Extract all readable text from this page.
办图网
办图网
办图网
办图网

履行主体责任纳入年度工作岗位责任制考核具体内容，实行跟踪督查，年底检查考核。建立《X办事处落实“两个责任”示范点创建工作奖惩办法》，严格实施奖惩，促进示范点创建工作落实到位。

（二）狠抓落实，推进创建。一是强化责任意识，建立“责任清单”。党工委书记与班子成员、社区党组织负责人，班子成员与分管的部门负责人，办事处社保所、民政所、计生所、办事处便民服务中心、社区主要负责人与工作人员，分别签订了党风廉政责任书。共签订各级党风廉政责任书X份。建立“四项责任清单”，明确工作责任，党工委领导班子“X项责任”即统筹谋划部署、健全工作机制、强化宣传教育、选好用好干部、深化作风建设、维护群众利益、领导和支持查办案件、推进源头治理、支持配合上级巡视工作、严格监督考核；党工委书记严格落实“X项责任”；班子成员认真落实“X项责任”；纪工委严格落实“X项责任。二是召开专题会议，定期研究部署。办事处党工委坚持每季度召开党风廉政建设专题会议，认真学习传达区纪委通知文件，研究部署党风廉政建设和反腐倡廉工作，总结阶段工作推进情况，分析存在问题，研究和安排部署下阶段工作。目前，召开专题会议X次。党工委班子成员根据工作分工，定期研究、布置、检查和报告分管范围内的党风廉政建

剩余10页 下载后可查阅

===

From the records above, extract every entry verbatim.

Reply
Extract all readable text from this page.
办图网
办图网
办图网
办图网

履行主体责任纳入年度工作岗位责任制考核具体内容，实行跟踪督查，年底检查考核。建立《X办事处落实“两个责任”示范点创建工作奖惩办法》，严格实施奖惩，促进示范点创建工作落实到位。

（二）狠抓落实，推进创建。一是强化责任意识，建立“责任清单”。党工委书记与班子成员、社区党组织负责人，班子成员与分管的部门负责人，办事处社保所、民政所、计生所、办事处便民服务中心、社区主要负责人与工作人员，分别签订了党风廉政责任书。共签订各级党风廉政责任书X份。建立“四项责任清单”，明确工作责任，党工委领导班子“X项责任”即统筹谋划部署、健全工作机制、强化宣传教育、选好用好干部、深化作风建设、维护群众利益、领导和支持查办案件、推进源头治理、支持配合上级巡视工作、严格监督考核；党工委书记严格落实“X项责任”；班子成员认真落实“X项责任”；纪工委严格落实“X项责任。二是召开专题会议，定期研究部署。办事处党工委坚持每季度召开党风廉政建设专题会议，认真学习传达区纪委通知文件，研究部署党风廉政建设和反腐倡廉工作，总结阶段工作推进情况，分析存在问题，研究和安排部署下阶段工作。目前，召开专题会议X次。党工委班子成员根据工作分工，定期研究、布置、检查和报告分管范围内的党风廉政建

剩余10页 下载后可查阅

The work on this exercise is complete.